— start SUPPLIED INFORMATION —
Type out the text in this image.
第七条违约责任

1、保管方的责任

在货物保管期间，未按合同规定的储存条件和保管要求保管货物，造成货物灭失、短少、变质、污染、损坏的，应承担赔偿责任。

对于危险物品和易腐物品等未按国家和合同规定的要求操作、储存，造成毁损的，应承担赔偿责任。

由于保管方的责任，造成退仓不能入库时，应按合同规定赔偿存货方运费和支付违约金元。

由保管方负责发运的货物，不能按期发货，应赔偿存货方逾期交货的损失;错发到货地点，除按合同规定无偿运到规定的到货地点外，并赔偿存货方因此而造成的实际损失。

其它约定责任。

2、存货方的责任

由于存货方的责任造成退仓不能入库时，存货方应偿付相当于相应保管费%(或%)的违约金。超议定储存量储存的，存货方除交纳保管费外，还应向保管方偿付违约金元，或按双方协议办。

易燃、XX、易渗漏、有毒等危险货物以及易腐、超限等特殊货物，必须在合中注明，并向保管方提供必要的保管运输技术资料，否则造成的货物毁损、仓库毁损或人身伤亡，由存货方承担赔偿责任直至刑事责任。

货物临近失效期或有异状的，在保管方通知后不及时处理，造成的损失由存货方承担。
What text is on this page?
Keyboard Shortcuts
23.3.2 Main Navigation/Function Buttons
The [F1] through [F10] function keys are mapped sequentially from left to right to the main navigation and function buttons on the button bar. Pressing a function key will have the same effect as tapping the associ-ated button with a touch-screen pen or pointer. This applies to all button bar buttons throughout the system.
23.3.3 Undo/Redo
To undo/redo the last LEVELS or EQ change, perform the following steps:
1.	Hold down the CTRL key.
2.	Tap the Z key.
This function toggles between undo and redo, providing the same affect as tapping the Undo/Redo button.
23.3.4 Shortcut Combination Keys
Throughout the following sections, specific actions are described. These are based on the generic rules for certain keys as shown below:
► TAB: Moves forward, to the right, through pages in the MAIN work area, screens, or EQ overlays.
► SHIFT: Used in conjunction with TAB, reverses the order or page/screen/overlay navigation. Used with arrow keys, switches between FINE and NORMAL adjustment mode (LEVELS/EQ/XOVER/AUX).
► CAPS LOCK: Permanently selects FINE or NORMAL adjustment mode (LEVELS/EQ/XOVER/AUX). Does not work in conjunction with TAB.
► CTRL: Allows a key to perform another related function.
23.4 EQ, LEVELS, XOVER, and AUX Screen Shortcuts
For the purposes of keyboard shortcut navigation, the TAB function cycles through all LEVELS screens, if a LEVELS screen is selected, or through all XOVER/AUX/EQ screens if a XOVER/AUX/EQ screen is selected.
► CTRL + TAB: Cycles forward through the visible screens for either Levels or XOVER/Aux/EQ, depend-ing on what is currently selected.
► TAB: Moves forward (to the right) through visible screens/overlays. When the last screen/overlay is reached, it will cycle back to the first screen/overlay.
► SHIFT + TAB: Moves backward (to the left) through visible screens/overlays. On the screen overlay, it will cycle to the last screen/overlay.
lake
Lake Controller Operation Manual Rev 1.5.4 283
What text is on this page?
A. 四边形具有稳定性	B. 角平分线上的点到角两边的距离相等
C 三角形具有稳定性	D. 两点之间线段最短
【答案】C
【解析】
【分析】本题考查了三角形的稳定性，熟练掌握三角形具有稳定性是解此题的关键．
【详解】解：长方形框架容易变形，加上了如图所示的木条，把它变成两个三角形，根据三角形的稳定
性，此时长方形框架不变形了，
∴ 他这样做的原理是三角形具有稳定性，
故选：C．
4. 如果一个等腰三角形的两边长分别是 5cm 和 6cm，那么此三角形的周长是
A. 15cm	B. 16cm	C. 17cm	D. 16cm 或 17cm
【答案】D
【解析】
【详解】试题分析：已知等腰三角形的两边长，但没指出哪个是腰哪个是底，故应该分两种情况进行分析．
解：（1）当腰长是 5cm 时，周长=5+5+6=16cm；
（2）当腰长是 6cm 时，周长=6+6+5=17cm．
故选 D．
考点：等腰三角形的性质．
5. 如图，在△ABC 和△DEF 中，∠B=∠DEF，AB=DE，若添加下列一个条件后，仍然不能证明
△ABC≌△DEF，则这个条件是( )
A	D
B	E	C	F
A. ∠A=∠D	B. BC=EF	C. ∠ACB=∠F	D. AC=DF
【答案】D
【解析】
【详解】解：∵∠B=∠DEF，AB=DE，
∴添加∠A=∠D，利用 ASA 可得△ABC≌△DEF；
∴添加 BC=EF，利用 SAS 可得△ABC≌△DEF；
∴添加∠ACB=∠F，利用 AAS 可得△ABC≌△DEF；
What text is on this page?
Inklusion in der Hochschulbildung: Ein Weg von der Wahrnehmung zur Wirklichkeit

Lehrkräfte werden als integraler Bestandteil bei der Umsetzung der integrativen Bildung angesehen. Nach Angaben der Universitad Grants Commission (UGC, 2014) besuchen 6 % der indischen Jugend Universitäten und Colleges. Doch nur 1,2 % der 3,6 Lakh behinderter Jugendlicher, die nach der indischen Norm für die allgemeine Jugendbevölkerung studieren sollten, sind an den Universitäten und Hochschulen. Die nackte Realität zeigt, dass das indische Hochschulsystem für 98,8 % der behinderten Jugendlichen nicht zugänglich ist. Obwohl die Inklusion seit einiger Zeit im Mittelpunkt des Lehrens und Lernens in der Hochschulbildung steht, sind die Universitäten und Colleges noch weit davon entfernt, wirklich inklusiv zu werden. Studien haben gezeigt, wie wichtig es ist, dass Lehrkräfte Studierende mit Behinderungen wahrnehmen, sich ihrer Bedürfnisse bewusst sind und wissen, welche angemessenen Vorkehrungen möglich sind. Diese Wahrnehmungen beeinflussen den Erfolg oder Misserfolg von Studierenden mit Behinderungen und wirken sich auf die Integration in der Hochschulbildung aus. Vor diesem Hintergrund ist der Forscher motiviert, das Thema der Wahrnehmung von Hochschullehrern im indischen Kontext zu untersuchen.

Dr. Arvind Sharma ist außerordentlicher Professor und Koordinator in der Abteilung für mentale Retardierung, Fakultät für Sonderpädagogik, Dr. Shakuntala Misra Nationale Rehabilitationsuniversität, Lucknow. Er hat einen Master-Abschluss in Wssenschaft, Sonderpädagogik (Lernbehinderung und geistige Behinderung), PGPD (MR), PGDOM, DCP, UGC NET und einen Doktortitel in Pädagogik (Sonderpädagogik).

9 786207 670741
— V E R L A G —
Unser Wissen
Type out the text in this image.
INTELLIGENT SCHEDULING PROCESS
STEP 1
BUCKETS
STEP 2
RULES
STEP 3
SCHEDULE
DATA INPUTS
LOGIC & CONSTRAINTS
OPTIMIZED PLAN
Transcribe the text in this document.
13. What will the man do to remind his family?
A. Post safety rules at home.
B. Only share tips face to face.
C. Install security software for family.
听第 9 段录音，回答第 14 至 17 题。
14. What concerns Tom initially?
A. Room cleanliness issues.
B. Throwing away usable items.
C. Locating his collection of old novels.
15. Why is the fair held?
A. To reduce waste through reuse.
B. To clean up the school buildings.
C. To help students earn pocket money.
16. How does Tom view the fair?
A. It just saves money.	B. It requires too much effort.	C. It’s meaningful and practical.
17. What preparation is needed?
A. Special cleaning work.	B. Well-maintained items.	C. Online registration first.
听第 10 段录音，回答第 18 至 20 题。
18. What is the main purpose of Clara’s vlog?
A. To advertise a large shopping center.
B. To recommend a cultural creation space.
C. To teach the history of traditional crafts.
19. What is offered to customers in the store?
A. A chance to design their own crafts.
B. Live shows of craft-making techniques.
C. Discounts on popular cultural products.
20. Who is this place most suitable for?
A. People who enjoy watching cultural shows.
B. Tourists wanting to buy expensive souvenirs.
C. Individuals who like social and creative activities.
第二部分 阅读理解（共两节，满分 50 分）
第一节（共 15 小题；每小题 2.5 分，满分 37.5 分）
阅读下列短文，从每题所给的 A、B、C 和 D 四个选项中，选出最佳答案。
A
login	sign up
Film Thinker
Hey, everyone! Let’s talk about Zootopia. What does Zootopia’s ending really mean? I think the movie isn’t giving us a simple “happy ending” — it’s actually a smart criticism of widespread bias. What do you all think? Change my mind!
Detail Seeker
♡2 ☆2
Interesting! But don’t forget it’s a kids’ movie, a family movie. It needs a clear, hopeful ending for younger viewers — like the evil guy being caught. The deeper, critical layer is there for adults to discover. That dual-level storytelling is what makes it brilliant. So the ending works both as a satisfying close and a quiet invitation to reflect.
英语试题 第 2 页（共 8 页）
— end SUPPLIED INFORMATION —
WRITTEN PROBLEM: Every line in the data that holds "应承担赔偿责任" should be copied out.

SOLUTION TO THIS TASK:
在货物保管期间，未按合同规定的储存条件和保管要求保管货物，造成货物灭失、短少、变质、污染、损坏的，应承担赔偿责任。
对于危险物品和易腐物品等未按国家和合同规定的要求操作、储存，造成毁损的，应承担赔偿责任。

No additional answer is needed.